Provided data:
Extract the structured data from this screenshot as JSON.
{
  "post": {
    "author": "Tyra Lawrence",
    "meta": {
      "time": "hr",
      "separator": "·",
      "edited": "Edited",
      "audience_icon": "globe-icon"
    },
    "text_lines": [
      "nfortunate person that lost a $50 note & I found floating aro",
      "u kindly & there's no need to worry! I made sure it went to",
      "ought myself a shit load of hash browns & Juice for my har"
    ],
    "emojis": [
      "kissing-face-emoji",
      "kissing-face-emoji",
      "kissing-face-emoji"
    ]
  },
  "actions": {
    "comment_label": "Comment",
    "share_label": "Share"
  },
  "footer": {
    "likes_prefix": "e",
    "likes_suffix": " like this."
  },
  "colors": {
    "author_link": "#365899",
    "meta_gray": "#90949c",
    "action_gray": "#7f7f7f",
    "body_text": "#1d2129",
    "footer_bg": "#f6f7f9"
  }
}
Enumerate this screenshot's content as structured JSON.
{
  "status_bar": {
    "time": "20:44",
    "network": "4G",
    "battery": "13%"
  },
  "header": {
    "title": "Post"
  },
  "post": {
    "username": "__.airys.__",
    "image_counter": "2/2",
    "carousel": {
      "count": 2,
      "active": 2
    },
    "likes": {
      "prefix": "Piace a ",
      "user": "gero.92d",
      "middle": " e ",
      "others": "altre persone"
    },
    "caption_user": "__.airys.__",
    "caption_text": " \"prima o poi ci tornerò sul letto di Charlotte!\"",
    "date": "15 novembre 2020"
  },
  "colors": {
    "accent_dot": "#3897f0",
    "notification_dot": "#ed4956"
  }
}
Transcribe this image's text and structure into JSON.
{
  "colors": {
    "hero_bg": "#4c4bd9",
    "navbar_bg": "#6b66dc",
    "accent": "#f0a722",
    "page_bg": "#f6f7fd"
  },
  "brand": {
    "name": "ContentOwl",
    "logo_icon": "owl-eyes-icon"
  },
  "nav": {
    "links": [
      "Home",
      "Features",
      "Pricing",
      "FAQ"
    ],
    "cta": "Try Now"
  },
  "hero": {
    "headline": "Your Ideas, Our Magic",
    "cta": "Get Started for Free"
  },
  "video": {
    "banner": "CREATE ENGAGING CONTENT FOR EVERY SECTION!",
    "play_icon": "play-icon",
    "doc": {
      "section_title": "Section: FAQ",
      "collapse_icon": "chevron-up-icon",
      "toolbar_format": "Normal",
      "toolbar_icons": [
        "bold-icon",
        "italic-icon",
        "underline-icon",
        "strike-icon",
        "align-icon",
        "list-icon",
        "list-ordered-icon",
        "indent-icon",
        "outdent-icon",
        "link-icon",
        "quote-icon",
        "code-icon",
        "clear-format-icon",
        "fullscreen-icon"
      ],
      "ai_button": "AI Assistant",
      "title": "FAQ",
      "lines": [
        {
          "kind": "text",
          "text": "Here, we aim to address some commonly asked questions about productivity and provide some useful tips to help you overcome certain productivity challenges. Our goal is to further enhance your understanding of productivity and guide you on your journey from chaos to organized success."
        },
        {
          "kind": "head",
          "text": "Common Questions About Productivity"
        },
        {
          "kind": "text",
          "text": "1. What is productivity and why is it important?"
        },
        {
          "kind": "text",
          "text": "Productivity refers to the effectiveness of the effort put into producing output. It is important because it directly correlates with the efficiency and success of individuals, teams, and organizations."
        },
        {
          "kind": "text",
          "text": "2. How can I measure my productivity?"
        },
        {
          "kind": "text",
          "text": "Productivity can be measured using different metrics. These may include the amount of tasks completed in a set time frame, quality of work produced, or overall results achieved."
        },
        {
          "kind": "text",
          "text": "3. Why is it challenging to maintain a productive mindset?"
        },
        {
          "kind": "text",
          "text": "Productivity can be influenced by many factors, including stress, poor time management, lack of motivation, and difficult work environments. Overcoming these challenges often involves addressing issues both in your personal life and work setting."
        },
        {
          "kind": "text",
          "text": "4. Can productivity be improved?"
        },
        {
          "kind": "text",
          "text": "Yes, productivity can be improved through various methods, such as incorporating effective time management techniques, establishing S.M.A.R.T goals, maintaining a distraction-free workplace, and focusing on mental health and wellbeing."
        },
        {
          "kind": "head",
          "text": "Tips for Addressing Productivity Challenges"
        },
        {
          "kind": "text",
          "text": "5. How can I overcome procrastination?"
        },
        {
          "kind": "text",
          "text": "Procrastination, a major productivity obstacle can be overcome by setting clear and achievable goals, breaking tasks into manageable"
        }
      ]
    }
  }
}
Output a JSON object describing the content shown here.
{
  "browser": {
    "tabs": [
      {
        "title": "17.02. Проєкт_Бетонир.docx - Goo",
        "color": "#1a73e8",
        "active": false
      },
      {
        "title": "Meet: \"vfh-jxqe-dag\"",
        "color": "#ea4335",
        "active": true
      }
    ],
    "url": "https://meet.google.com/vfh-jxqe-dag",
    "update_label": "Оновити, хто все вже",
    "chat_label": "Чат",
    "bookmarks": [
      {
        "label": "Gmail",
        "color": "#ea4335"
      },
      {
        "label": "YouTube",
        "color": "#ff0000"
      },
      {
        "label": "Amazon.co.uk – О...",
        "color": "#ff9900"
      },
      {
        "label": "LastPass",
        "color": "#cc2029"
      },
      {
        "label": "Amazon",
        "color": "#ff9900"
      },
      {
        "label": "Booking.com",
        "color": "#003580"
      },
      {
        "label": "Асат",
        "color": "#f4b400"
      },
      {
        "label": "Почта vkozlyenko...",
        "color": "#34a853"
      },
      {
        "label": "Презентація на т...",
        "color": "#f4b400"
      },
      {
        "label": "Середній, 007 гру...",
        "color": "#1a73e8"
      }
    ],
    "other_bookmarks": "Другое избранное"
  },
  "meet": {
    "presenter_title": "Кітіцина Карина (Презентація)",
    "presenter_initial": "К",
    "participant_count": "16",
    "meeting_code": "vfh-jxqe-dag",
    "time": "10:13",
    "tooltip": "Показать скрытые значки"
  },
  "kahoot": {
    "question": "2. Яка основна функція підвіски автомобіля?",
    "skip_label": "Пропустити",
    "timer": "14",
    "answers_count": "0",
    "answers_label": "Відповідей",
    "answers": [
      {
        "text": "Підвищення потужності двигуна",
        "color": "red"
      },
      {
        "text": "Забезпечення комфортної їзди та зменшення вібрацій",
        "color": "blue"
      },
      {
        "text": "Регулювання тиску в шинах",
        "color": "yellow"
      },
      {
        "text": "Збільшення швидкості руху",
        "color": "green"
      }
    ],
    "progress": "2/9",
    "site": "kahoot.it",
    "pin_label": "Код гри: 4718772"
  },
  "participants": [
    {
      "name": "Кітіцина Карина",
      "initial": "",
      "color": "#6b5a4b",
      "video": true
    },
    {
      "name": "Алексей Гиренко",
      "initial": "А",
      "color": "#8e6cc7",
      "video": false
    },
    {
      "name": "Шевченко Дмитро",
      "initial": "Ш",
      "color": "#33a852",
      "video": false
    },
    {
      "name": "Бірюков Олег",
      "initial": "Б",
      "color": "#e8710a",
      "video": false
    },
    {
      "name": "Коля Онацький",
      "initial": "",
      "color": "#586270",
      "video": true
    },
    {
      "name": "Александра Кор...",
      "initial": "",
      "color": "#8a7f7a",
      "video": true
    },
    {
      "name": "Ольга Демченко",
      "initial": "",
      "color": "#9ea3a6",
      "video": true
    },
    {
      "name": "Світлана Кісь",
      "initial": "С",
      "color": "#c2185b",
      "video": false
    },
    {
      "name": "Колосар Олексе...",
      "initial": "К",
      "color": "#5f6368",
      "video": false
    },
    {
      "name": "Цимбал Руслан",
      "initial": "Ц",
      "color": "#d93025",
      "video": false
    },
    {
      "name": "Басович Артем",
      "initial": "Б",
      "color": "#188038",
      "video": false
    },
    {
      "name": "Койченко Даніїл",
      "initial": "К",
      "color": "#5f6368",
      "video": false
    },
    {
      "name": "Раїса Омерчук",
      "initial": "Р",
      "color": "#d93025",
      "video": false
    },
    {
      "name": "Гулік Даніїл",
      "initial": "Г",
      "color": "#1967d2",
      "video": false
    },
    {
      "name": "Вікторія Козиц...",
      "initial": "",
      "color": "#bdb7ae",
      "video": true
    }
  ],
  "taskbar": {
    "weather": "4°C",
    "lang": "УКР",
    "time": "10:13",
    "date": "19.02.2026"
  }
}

Written exercise: From the data above, copy out every line with the string "overcome" in it.

The result:
          "text": "Here, we aim to address some commonly asked questions about productivity and provide some useful tips to help you overcome certain productivity challenges. Our goal is to further enhance your understanding of productivity and guide you on your journey from chaos to organized success."
          "text": "5. How can I overcome procrastination?"
          "text": "Procrastination, a major productivity obstacle can be overcome by setting clear and achievable goals, breaking tasks into manageable"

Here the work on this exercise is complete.